____ DATASET

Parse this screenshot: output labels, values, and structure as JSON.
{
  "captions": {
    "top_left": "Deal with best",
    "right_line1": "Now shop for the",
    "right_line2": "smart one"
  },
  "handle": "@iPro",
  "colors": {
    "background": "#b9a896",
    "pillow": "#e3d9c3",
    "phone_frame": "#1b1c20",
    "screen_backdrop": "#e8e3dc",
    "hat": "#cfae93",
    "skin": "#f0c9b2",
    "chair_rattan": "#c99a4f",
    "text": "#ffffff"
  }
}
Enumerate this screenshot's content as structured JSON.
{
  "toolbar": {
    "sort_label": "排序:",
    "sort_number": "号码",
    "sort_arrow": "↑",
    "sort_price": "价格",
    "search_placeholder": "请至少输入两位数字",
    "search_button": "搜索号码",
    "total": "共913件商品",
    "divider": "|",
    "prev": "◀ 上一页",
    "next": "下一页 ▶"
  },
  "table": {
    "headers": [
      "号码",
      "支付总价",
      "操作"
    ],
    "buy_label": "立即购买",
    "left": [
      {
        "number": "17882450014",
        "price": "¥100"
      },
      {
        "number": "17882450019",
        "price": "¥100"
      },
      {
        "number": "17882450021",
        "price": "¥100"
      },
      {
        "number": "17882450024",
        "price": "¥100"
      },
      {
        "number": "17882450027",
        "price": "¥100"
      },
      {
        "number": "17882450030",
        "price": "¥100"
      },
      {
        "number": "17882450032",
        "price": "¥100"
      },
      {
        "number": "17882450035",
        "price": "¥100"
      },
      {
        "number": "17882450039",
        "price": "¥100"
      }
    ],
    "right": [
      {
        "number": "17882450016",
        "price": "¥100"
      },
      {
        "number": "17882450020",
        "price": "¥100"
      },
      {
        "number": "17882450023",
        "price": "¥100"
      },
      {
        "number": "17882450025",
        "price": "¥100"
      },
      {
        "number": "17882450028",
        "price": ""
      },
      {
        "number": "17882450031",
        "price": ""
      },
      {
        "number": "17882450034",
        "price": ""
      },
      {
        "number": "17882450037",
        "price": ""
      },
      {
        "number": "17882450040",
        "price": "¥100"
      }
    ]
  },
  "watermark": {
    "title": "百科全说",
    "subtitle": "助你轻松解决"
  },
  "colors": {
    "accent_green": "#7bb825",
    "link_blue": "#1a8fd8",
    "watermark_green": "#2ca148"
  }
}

________

## WHAT THE TASK REQUIRES
Your task is to reproduce the whole listing exactly.

## TASK OUTPUT
Parse this screenshot: output labels, values, and structure as JSON.
{
  "captions": {
    "top_left": "Deal with best",
    "right_line1": "Now shop for the",
    "right_line2": "smart one"
  },
  "handle": "@iPro",
  "colors": {
    "background": "#b9a896",
    "pillow": "#e3d9c3",
    "phone_frame": "#1b1c20",
    "screen_backdrop": "#e8e3dc",
    "hat": "#cfae93",
    "skin": "#f0c9b2",
    "chair_rattan": "#c99a4f",
    "text": "#ffffff"
  }
}
Enumerate this screenshot's content as structured JSON.
{
  "toolbar": {
    "sort_label": "排序:",
    "sort_number": "号码",
    "sort_arrow": "↑",
    "sort_price": "价格",
    "search_placeholder": "请至少输入两位数字",
    "search_button": "搜索号码",
    "total": "共913件商品",
    "divider": "|",
    "prev": "◀ 上一页",
    "next": "下一页 ▶"
  },
  "table": {
    "headers": [
      "号码",
      "支付总价",
      "操作"
    ],
    "buy_label": "立即购买",
    "left": [
      {
        "number": "17882450014",
        "price": "¥100"
      },
      {
        "number": "17882450019",
        "price": "¥100"
      },
      {
        "number": "17882450021",
        "price": "¥100"
      },
      {
        "number": "17882450024",
        "price": "¥100"
      },
      {
        "number": "17882450027",
        "price": "¥100"
      },
      {
        "number": "17882450030",
        "price": "¥100"
      },
      {
        "number": "17882450032",
        "price": "¥100"
      },
      {
        "number": "17882450035",
        "price": "¥100"
      },
      {
        "number": "17882450039",
        "price": "¥100"
      }
    ],
    "right": [
      {
        "number": "17882450016",
        "price": "¥100"
      },
      {
        "number": "17882450020",
        "price": "¥100"
      },
      {
        "number": "17882450023",
        "price": "¥100"
      },
      {
        "number": "17882450025",
        "price": "¥100"
      },
      {
        "number": "17882450028",
        "price": ""
      },
      {
        "number": "17882450031",
        "price": ""
      },
      {
        "number": "17882450034",
        "price": ""
      },
      {
        "number": "17882450037",
        "price": ""
      },
      {
        "number": "17882450040",
        "price": "¥100"
      }
    ]
  },
  "watermark": {
    "title": "百科全说",
    "subtitle": "助你轻松解决"
  },
  "colors": {
    "accent_green": "#7bb825",
    "link_blue": "#1a8fd8",
    "watermark_green": "#2ca148"
  }
}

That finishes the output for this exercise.